Task statement:
Copy out each line of the material in which the word "Luftdruck" appears.

[Dataset items]
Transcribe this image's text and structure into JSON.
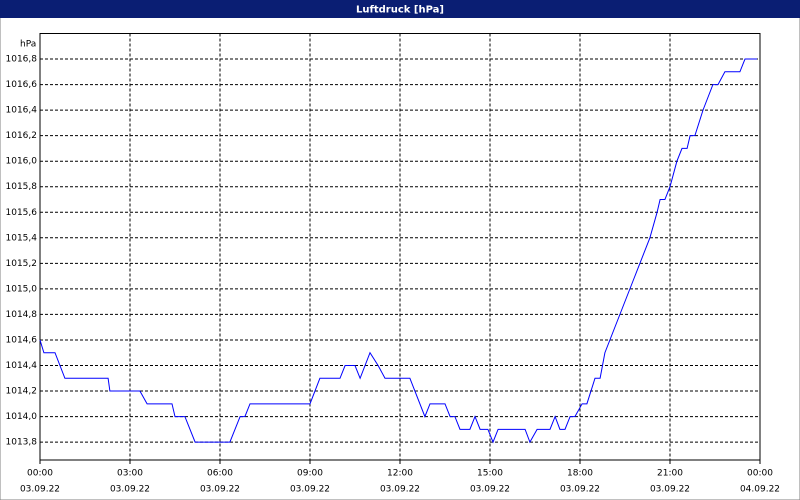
{
  "chart_data": {
    "type": "line",
    "title": "Luftdruck [hPa]",
    "y_unit": "hPa",
    "x": [
      0,
      0.13,
      0.5,
      0.83,
      2.27,
      2.33,
      3.33,
      3.57,
      4.4,
      4.5,
      4.83,
      5.17,
      6.33,
      6.67,
      6.83,
      7,
      9,
      9.33,
      10,
      10.17,
      10.5,
      10.67,
      11,
      11.27,
      11.5,
      12.33,
      12.83,
      13,
      13.5,
      13.67,
      13.83,
      14,
      14.33,
      14.5,
      14.67,
      14.93,
      15.1,
      15.27,
      16.17,
      16.33,
      16.57,
      17,
      17.17,
      17.33,
      17.5,
      17.67,
      17.83,
      18.07,
      18.23,
      18.5,
      18.67,
      18.83,
      20.33,
      20.57,
      20.67,
      20.83,
      21,
      21.23,
      21.4,
      21.57,
      21.67,
      21.83,
      22.1,
      22.43,
      22.6,
      22.83,
      23.33,
      23.5,
      23.9
    ],
    "series": [
      {
        "name": "Luftdruck",
        "color": "#0000ff",
        "values": [
          1014.6,
          1014.5,
          1014.5,
          1014.3,
          1014.3,
          1014.2,
          1014.2,
          1014.1,
          1014.1,
          1014.0,
          1014.0,
          1013.8,
          1013.8,
          1014.0,
          1014.0,
          1014.1,
          1014.1,
          1014.3,
          1014.3,
          1014.4,
          1014.4,
          1014.3,
          1014.5,
          1014.4,
          1014.3,
          1014.3,
          1014.0,
          1014.1,
          1014.1,
          1014.0,
          1014.0,
          1013.9,
          1013.9,
          1014.0,
          1013.9,
          1013.9,
          1013.8,
          1013.9,
          1013.9,
          1013.8,
          1013.9,
          1013.9,
          1014.0,
          1013.9,
          1013.9,
          1014.0,
          1014.0,
          1014.1,
          1014.1,
          1014.3,
          1014.3,
          1014.5,
          1015.4,
          1015.6,
          1015.7,
          1015.7,
          1015.8,
          1016.0,
          1016.1,
          1016.1,
          1016.2,
          1016.2,
          1016.4,
          1016.6,
          1016.6,
          1016.7,
          1016.7,
          1016.8,
          1016.8
        ]
      }
    ],
    "xlim": [
      0,
      24
    ],
    "xticks": [
      {
        "value": 0,
        "label": "00:00"
      },
      {
        "value": 3,
        "label": "03:00"
      },
      {
        "value": 6,
        "label": "06:00"
      },
      {
        "value": 9,
        "label": "09:00"
      },
      {
        "value": 12,
        "label": "12:00"
      },
      {
        "value": 15,
        "label": "15:00"
      },
      {
        "value": 18,
        "label": "18:00"
      },
      {
        "value": 21,
        "label": "21:00"
      },
      {
        "value": 24,
        "label": "00:00"
      }
    ],
    "xtick_dates": [
      "03.09.22",
      "03.09.22",
      "03.09.22",
      "03.09.22",
      "03.09.22",
      "03.09.22",
      "03.09.22",
      "03.09.22",
      "04.09.22"
    ],
    "ylim": [
      1013.66,
      1017.0
    ],
    "yticks": [
      {
        "value": 1013.8,
        "label": "1013,8"
      },
      {
        "value": 1014.0,
        "label": "1014,0"
      },
      {
        "value": 1014.2,
        "label": "1014,2"
      },
      {
        "value": 1014.4,
        "label": "1014,4"
      },
      {
        "value": 1014.6,
        "label": "1014,6"
      },
      {
        "value": 1014.8,
        "label": "1014,8"
      },
      {
        "value": 1015.0,
        "label": "1015,0"
      },
      {
        "value": 1015.2,
        "label": "1015,2"
      },
      {
        "value": 1015.4,
        "label": "1015,4"
      },
      {
        "value": 1015.6,
        "label": "1015,6"
      },
      {
        "value": 1015.8,
        "label": "1015,8"
      },
      {
        "value": 1016.0,
        "label": "1016,0"
      },
      {
        "value": 1016.2,
        "label": "1016,2"
      },
      {
        "value": 1016.4,
        "label": "1016,4"
      },
      {
        "value": 1016.6,
        "label": "1016,6"
      },
      {
        "value": 1016.8,
        "label": "1016,8"
      }
    ],
    "grid": true
  }
}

Task solution:
    "title": "Luftdruck [hPa]",
        "name": "Luftdruck",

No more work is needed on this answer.